Source passage ->
┏━━

Shouldn't this be STAR system instead of Solar System. Earth's star sysem is called THE solar system because we named our sun SOL. -<unsigned>

Actually, I think I agree. Does anyone have a problem with this being moved to Star system, and "Solar system" linking to that page? --From Andoria with Love 02:48, 25 August 2006 (UTC)
Agree. --OuroborosCobra talk 02:50, 25 August 2006 (UTC)

Star system not solar system Edit

I agree wholeheartedly... Sol refers to our star, not to every star, so this article should be entitled "Star system" not "Solar system".

Scott Fack

usscantabrian on Star Trek Expanded Wikia

From my sources, I see 45 mentions of "solar system" (14 TOS, 6 movies, 9 TNG, 6 DS9, 4 VOY, 6 ENT) vs. 68 mentions of "star system" (7 TOS, 29 TNG, 13 DS9, 10 VOY, 9 ENT), regardless of whether or not it is in reference to the specific Sol system. That's why I'll move this article to Star system, as the majority of mentions seems to be to the term "Star system."--Tim Thomason 01:11, 28 December 2006 (UTC)

┗━━

Data supplied ->
┏━━

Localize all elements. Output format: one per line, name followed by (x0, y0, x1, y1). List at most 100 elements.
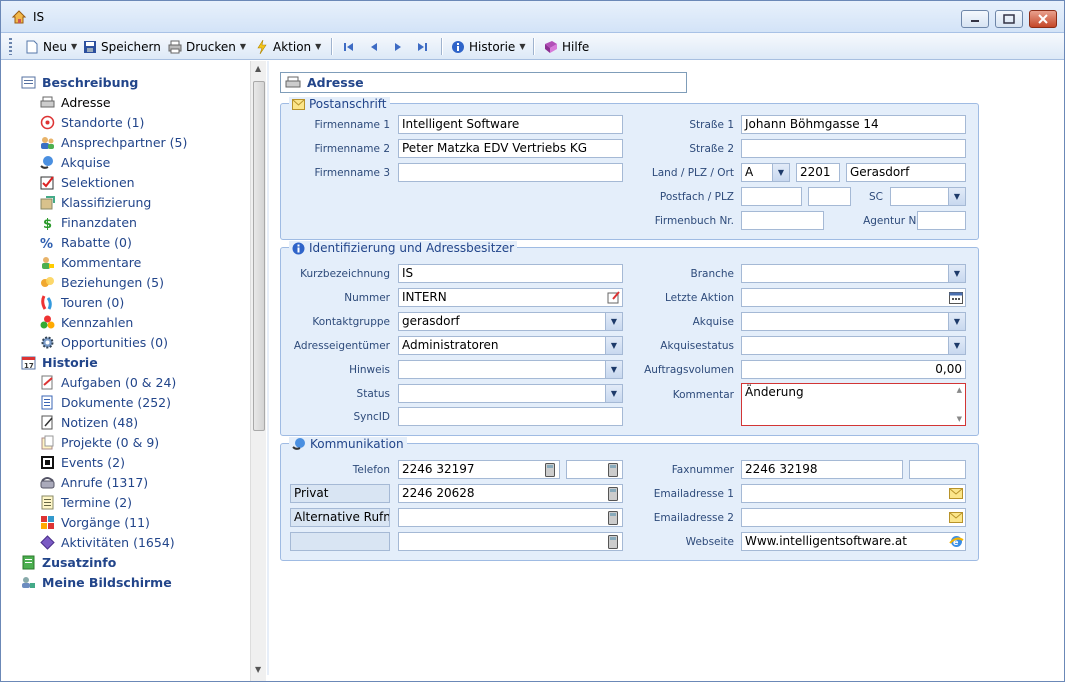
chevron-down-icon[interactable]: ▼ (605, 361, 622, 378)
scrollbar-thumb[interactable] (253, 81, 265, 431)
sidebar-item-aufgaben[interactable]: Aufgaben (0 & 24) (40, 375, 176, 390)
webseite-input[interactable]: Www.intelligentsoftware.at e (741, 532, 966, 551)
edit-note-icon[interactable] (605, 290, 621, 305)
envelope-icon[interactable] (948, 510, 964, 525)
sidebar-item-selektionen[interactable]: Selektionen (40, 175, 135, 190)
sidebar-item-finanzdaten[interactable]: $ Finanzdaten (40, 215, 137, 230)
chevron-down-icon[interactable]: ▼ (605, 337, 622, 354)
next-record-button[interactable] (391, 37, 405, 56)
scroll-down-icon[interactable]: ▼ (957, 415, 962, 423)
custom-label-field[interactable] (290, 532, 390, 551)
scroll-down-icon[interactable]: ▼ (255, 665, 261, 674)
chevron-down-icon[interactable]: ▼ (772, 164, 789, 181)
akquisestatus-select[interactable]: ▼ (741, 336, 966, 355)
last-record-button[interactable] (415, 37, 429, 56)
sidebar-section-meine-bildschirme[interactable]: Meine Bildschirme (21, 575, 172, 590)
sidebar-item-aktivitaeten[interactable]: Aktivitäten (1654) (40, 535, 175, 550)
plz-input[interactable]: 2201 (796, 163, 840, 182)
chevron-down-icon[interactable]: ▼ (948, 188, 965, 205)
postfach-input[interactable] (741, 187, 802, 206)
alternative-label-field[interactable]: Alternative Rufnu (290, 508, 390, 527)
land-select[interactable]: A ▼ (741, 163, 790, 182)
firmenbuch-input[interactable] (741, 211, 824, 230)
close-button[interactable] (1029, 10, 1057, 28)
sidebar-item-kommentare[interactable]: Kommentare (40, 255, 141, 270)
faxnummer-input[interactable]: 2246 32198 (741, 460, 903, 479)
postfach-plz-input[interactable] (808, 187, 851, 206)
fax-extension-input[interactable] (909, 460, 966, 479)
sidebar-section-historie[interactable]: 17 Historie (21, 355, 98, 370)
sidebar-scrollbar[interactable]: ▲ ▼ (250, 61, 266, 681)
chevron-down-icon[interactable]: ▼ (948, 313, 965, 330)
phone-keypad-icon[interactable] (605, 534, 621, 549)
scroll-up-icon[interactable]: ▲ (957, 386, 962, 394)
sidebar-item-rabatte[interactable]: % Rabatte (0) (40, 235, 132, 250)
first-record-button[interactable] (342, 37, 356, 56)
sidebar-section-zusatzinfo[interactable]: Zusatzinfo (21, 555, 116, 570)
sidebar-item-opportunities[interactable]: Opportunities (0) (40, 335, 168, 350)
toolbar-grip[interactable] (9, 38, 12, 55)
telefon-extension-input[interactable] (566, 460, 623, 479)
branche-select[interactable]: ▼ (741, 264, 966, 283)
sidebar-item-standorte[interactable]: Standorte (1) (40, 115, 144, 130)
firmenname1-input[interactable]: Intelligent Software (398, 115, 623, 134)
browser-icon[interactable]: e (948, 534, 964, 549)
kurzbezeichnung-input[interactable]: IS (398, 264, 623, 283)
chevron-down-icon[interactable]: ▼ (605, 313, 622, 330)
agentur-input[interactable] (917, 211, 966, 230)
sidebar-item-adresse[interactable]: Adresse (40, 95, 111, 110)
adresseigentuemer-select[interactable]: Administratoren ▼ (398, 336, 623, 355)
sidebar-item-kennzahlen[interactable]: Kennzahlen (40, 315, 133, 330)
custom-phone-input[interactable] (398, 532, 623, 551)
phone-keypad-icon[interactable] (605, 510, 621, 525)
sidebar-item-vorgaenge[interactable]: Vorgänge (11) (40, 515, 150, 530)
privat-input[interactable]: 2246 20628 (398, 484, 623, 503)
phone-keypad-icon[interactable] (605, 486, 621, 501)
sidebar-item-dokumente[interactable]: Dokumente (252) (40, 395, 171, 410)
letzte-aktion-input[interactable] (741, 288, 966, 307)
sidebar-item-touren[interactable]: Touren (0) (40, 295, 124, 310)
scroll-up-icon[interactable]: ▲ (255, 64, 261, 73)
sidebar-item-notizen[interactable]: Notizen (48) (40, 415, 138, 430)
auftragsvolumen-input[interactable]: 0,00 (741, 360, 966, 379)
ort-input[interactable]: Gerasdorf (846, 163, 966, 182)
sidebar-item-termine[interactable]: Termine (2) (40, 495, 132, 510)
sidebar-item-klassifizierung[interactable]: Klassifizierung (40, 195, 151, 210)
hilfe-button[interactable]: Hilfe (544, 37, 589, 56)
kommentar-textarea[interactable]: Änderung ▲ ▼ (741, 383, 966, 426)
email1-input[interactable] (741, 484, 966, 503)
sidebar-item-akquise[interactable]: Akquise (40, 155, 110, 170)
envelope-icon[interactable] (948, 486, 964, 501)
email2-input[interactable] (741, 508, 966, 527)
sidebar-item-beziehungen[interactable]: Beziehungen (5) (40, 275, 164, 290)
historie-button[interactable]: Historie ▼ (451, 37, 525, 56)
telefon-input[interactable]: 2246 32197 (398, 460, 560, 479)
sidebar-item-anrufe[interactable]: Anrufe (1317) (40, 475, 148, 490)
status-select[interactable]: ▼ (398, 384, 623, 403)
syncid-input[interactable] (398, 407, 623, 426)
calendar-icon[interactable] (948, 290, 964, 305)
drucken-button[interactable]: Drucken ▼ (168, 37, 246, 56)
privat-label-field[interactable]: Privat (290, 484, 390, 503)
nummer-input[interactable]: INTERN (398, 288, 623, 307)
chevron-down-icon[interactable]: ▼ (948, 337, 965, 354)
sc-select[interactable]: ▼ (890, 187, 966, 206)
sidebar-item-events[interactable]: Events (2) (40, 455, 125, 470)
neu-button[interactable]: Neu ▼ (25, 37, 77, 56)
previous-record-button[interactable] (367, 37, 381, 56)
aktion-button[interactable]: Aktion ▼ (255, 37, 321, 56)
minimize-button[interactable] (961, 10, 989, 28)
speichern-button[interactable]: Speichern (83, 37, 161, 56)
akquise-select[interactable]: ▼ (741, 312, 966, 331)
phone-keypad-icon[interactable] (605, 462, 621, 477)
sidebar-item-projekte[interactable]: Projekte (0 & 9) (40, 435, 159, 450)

┗━━

Given exercise A ->
Summarize the talk-page discussion about renaming the "Solar system" article in two sentences.
Given exercise B ->
In the talk-page discussion about renaming the "Solar system" article, how many mentions of "star system" are counted for TNG?
Given exercise C ->
Pick up the talk-page discussion about renaming the "Solar system" article after its last comment.

Result A ->
Contributors argue that the article should be titled "Star system" rather than "Solar system," since Sol is the name of our own star and not of every star. Citing 45 mentions of "solar system" against 68 of "star system," one contributor says the article will be moved to "Star system."

Result B ->
29

Result C ->
why hasn't each instance of the phrase solar system been replaced by star system in this article? ≈Sensorsweep (talk) 22:58, May 2, 2013 (UTC)
Probably because no one has done it yet. :) 31dot (talk) 02:53, May 3, 2013 (UTC)
Every link to "solar system" that currently exists is either from a quote or graphic. -- sulfur (talk) 12:22, July 3, 2013 (UTC)

Planetary System, not Star System Edit

Star systems are groupings of stars, they are not planetary systems. This article confuses planetary systems with star systems. While people typically do that in normal speech (essentially confusing star system, Solar System, and planetary system as all meaning the same thing), that isn't the case.

A planetary system is different, but can be connected to, a star system. If the Sun was also gravitationally bound to another star, that would be a star system and a planetary system.

I think that should be corrected. While I culture confuses the three, science does not. 04:11, July 3, 2013 (UTC)

I believe this article reflects how information was described in the shows and films; if you can cite a specific instance seen in Star Trek of what you claim, please post it here. Keep in mind that Star Trek is written for its audience, which may reflect the confusion you speak of. 31dot (talk) 12:03, July 3, 2013 (UTC)


This isn't from any canon source as far as I know, so removing it.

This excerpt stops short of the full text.